▸ TO BE DONE
Transcribe the listing below word for word.

▸ SUPPLIED MATERIAL
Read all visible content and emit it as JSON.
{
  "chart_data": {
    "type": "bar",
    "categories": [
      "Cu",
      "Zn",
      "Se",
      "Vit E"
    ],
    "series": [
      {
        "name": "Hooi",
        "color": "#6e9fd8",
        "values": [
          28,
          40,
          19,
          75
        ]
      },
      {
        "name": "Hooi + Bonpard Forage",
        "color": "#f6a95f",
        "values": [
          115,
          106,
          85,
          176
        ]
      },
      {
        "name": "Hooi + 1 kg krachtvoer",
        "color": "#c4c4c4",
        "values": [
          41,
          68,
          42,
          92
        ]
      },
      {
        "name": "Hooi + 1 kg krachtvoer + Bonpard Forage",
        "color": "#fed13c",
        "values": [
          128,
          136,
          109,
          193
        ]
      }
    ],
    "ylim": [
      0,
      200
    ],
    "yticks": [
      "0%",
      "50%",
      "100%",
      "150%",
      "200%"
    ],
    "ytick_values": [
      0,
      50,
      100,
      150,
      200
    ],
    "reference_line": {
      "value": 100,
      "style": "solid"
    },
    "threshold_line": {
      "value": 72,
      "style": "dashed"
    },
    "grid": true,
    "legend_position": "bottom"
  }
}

▸ CORRECT OUTPUT
Read all visible content and emit it as JSON.
{
  "chart_data": {
    "type": "bar",
    "categories": [
      "Cu",
      "Zn",
      "Se",
      "Vit E"
    ],
    "series": [
      {
        "name": "Hooi",
        "color": "#6e9fd8",
        "values": [
          28,
          40,
          19,
          75
        ]
      },
      {
        "name": "Hooi + Bonpard Forage",
        "color": "#f6a95f",
        "values": [
          115,
          106,
          85,
          176
        ]
      },
      {
        "name": "Hooi + 1 kg krachtvoer",
        "color": "#c4c4c4",
        "values": [
          41,
          68,
          42,
          92
        ]
      },
      {
        "name": "Hooi + 1 kg krachtvoer + Bonpard Forage",
        "color": "#fed13c",
        "values": [
          128,
          136,
          109,
          193
        ]
      }
    ],
    "ylim": [
      0,
      200
    ],
    "yticks": [
      "0%",
      "50%",
      "100%",
      "150%",
      "200%"
    ],
    "ytick_values": [
      0,
      50,
      100,
      150,
      200
    ],
    "reference_line": {
      "value": 100,
      "style": "solid"
    },
    "threshold_line": {
      "value": 72,
      "style": "dashed"
    },
    "grid": true,
    "legend_position": "bottom"
  }
}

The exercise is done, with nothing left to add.